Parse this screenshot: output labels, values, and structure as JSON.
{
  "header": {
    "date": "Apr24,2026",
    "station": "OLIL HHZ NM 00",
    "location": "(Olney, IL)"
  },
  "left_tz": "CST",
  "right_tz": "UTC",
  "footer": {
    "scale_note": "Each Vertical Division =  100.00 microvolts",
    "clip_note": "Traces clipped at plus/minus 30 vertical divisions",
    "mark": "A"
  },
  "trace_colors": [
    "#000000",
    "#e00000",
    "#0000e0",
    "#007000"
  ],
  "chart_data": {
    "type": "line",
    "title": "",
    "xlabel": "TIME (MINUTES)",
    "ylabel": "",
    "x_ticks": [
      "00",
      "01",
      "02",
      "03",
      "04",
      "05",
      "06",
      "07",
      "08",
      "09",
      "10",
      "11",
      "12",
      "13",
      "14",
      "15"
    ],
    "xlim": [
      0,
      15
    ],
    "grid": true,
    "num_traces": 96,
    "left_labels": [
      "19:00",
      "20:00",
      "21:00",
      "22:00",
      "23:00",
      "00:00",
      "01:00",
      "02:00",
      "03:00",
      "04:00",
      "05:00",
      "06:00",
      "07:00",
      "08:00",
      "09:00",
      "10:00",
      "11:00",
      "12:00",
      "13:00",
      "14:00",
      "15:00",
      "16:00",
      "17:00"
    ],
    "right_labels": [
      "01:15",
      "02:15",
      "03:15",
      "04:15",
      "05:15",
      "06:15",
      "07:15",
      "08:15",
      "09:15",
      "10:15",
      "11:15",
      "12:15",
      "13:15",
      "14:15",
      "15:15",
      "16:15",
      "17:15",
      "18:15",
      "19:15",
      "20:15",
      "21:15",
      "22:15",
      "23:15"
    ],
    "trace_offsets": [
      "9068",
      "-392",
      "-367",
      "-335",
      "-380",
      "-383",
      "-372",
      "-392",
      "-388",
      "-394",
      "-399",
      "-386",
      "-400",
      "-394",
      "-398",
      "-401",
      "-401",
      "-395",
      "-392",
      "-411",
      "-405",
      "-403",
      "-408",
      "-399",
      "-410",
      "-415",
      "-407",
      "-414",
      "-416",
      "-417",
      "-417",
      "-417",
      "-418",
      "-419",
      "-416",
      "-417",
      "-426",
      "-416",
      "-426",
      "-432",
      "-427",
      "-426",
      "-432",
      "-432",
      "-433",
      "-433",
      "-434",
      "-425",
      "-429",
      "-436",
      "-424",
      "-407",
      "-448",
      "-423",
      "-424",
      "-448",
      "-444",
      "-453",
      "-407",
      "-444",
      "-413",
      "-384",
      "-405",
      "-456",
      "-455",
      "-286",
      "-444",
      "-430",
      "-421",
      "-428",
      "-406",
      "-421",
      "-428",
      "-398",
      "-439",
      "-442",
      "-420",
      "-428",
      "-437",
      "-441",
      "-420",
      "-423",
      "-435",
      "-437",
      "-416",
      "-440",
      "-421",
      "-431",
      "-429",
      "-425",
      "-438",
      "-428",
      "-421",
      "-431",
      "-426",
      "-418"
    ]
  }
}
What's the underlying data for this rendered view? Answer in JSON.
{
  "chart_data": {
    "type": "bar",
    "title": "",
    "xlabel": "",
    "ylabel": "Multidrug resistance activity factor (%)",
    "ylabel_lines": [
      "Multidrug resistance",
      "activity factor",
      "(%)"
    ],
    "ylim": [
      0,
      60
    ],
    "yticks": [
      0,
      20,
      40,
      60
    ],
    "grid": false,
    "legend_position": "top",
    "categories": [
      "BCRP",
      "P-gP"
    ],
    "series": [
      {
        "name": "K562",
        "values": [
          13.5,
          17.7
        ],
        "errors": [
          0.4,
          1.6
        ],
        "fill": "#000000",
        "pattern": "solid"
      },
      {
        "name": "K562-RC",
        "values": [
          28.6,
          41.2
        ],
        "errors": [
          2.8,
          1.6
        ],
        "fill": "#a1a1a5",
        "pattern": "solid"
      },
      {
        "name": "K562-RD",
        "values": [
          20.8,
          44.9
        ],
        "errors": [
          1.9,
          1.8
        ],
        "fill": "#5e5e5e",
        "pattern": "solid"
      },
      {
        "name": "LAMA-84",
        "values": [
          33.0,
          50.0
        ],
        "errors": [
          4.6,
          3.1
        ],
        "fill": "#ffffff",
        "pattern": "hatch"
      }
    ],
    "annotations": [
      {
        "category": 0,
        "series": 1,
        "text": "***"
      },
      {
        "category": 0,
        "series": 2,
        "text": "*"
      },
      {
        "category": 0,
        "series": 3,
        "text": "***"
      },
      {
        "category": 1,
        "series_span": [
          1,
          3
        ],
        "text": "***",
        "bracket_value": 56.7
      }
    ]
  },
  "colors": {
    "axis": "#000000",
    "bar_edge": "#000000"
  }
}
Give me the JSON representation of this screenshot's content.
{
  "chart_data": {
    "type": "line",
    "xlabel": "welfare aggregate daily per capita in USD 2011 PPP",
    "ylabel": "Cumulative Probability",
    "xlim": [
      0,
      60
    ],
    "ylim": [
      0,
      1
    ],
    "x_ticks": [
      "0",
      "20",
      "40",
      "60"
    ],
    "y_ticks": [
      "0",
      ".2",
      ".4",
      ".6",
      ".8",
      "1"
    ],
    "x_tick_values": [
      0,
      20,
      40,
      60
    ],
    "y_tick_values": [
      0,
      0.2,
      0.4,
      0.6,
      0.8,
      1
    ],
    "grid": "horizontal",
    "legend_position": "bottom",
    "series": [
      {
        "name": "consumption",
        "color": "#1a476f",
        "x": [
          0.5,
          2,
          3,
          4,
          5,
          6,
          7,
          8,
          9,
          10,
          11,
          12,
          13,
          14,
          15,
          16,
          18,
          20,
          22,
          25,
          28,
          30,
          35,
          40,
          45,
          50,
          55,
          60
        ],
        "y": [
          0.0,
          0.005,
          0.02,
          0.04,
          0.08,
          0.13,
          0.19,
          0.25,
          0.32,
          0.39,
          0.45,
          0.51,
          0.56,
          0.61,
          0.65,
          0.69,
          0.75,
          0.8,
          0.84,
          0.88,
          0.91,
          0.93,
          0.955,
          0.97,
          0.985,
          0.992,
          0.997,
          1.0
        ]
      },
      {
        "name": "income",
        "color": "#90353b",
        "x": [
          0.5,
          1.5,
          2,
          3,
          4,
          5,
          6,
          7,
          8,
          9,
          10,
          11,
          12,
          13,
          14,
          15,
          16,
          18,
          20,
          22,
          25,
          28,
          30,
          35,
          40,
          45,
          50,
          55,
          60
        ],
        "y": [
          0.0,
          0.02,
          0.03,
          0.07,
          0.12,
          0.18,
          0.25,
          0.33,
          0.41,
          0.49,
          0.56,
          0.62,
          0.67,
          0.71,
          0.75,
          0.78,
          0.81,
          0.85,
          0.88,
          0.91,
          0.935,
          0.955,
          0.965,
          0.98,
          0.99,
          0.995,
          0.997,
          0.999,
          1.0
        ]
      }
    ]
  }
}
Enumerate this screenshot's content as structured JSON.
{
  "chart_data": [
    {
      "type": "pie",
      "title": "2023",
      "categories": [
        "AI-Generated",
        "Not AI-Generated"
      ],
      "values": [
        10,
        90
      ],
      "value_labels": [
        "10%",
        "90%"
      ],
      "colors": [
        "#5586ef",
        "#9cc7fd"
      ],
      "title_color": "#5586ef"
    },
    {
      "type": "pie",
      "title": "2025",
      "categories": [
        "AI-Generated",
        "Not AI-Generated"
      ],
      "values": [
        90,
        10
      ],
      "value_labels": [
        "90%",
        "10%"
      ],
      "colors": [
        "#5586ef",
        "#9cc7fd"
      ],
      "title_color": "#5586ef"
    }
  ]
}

■ ■ ■

● TASK TO COMPLETE
Give back the data above exactly as it appears.

● TASK RESPONSE
Parse this screenshot: output labels, values, and structure as JSON.
{
  "header": {
    "date": "Apr24,2026",
    "station": "OLIL HHZ NM 00",
    "location": "(Olney, IL)"
  },
  "left_tz": "CST",
  "right_tz": "UTC",
  "footer": {
    "scale_note": "Each Vertical Division =  100.00 microvolts",
    "clip_note": "Traces clipped at plus/minus 30 vertical divisions",
    "mark": "A"
  },
  "trace_colors": [
    "#000000",
    "#e00000",
    "#0000e0",
    "#007000"
  ],
  "chart_data": {
    "type": "line",
    "title": "",
    "xlabel": "TIME (MINUTES)",
    "ylabel": "",
    "x_ticks": [
      "00",
      "01",
      "02",
      "03",
      "04",
      "05",
      "06",
      "07",
      "08",
      "09",
      "10",
      "11",
      "12",
      "13",
      "14",
      "15"
    ],
    "xlim": [
      0,
      15
    ],
    "grid": true,
    "num_traces": 96,
    "left_labels": [
      "19:00",
      "20:00",
      "21:00",
      "22:00",
      "23:00",
      "00:00",
      "01:00",
      "02:00",
      "03:00",
      "04:00",
      "05:00",
      "06:00",
      "07:00",
      "08:00",
      "09:00",
      "10:00",
      "11:00",
      "12:00",
      "13:00",
      "14:00",
      "15:00",
      "16:00",
      "17:00"
    ],
    "right_labels": [
      "01:15",
      "02:15",
      "03:15",
      "04:15",
      "05:15",
      "06:15",
      "07:15",
      "08:15",
      "09:15",
      "10:15",
      "11:15",
      "12:15",
      "13:15",
      "14:15",
      "15:15",
      "16:15",
      "17:15",
      "18:15",
      "19:15",
      "20:15",
      "21:15",
      "22:15",
      "23:15"
    ],
    "trace_offsets": [
      "9068",
      "-392",
      "-367",
      "-335",
      "-380",
      "-383",
      "-372",
      "-392",
      "-388",
      "-394",
      "-399",
      "-386",
      "-400",
      "-394",
      "-398",
      "-401",
      "-401",
      "-395",
      "-392",
      "-411",
      "-405",
      "-403",
      "-408",
      "-399",
      "-410",
      "-415",
      "-407",
      "-414",
      "-416",
      "-417",
      "-417",
      "-417",
      "-418",
      "-419",
      "-416",
      "-417",
      "-426",
      "-416",
      "-426",
      "-432",
      "-427",
      "-426",
      "-432",
      "-432",
      "-433",
      "-433",
      "-434",
      "-425",
      "-429",
      "-436",
      "-424",
      "-407",
      "-448",
      "-423",
      "-424",
      "-448",
      "-444",
      "-453",
      "-407",
      "-444",
      "-413",
      "-384",
      "-405",
      "-456",
      "-455",
      "-286",
      "-444",
      "-430",
      "-421",
      "-428",
      "-406",
      "-421",
      "-428",
      "-398",
      "-439",
      "-442",
      "-420",
      "-428",
      "-437",
      "-441",
      "-420",
      "-423",
      "-435",
      "-437",
      "-416",
      "-440",
      "-421",
      "-431",
      "-429",
      "-425",
      "-438",
      "-428",
      "-421",
      "-431",
      "-426",
      "-418"
    ]
  }
}
What's the underlying data for this rendered view? Answer in JSON.
{
  "chart_data": {
    "type": "bar",
    "title": "",
    "xlabel": "",
    "ylabel": "Multidrug resistance activity factor (%)",
    "ylabel_lines": [
      "Multidrug resistance",
      "activity factor",
      "(%)"
    ],
    "ylim": [
      0,
      60
    ],
    "yticks": [
      0,
      20,
      40,
      60
    ],
    "grid": false,
    "legend_position": "top",
    "categories": [
      "BCRP",
      "P-gP"
    ],
    "series": [
      {
        "name": "K562",
        "values": [
          13.5,
          17.7
        ],
        "errors": [
          0.4,
          1.6
        ],
        "fill": "#000000",
        "pattern": "solid"
      },
      {
        "name": "K562-RC",
        "values": [
          28.6,
          41.2
        ],
        "errors": [
          2.8,
          1.6
        ],
        "fill": "#a1a1a5",
        "pattern": "solid"
      },
      {
        "name": "K562-RD",
        "values": [
          20.8,
          44.9
        ],
        "errors": [
          1.9,
          1.8
        ],
        "fill": "#5e5e5e",
        "pattern": "solid"
      },
      {
        "name": "LAMA-84",
        "values": [
          33.0,
          50.0
        ],
        "errors": [
          4.6,
          3.1
        ],
        "fill": "#ffffff",
        "pattern": "hatch"
      }
    ],
    "annotations": [
      {
        "category": 0,
        "series": 1,
        "text": "***"
      },
      {
        "category": 0,
        "series": 2,
        "text": "*"
      },
      {
        "category": 0,
        "series": 3,
        "text": "***"
      },
      {
        "category": 1,
        "series_span": [
          1,
          3
        ],
        "text": "***",
        "bracket_value": 56.7
      }
    ]
  },
  "colors": {
    "axis": "#000000",
    "bar_edge": "#000000"
  }
}
Give me the JSON representation of this screenshot's content.
{
  "chart_data": {
    "type": "line",
    "xlabel": "welfare aggregate daily per capita in USD 2011 PPP",
    "ylabel": "Cumulative Probability",
    "xlim": [
      0,
      60
    ],
    "ylim": [
      0,
      1
    ],
    "x_ticks": [
      "0",
      "20",
      "40",
      "60"
    ],
    "y_ticks": [
      "0",
      ".2",
      ".4",
      ".6",
      ".8",
      "1"
    ],
    "x_tick_values": [
      0,
      20,
      40,
      60
    ],
    "y_tick_values": [
      0,
      0.2,
      0.4,
      0.6,
      0.8,
      1
    ],
    "grid": "horizontal",
    "legend_position": "bottom",
    "series": [
      {
        "name": "consumption",
        "color": "#1a476f",
        "x": [
          0.5,
          2,
          3,
          4,
          5,
          6,
          7,
          8,
          9,
          10,
          11,
          12,
          13,
          14,
          15,
          16,
          18,
          20,
          22,
          25,
          28,
          30,
          35,
          40,
          45,
          50,
          55,
          60
        ],
        "y": [
          0.0,
          0.005,
          0.02,
          0.04,
          0.08,
          0.13,
          0.19,
          0.25,
          0.32,
          0.39,
          0.45,
          0.51,
          0.56,
          0.61,
          0.65,
          0.69,
          0.75,
          0.8,
          0.84,
          0.88,
          0.91,
          0.93,
          0.955,
          0.97,
          0.985,
          0.992,
          0.997,
          1.0
        ]
      },
      {
        "name": "income",
        "color": "#90353b",
        "x": [
          0.5,
          1.5,
          2,
          3,
          4,
          5,
          6,
          7,
          8,
          9,
          10,
          11,
          12,
          13,
          14,
          15,
          16,
          18,
          20,
          22,
          25,
          28,
          30,
          35,
          40,
          45,
          50,
          55,
          60
        ],
        "y": [
          0.0,
          0.02,
          0.03,
          0.07,
          0.12,
          0.18,
          0.25,
          0.33,
          0.41,
          0.49,
          0.56,
          0.62,
          0.67,
          0.71,
          0.75,
          0.78,
          0.81,
          0.85,
          0.88,
          0.91,
          0.935,
          0.955,
          0.965,
          0.98,
          0.99,
          0.995,
          0.997,
          0.999,
          1.0
        ]
      }
    ]
  }
}
Enumerate this screenshot's content as structured JSON.
{
  "chart_data": [
    {
      "type": "pie",
      "title": "2023",
      "categories": [
        "AI-Generated",
        "Not AI-Generated"
      ],
      "values": [
        10,
        90
      ],
      "value_labels": [
        "10%",
        "90%"
      ],
      "colors": [
        "#5586ef",
        "#9cc7fd"
      ],
      "title_color": "#5586ef"
    },
    {
      "type": "pie",
      "title": "2025",
      "categories": [
        "AI-Generated",
        "Not AI-Generated"
      ],
      "values": [
        90,
        10
      ],
      "value_labels": [
        "90%",
        "10%"
      ],
      "colors": [
        "#5586ef",
        "#9cc7fd"
      ],
      "title_color": "#5586ef"
    }
  ]
}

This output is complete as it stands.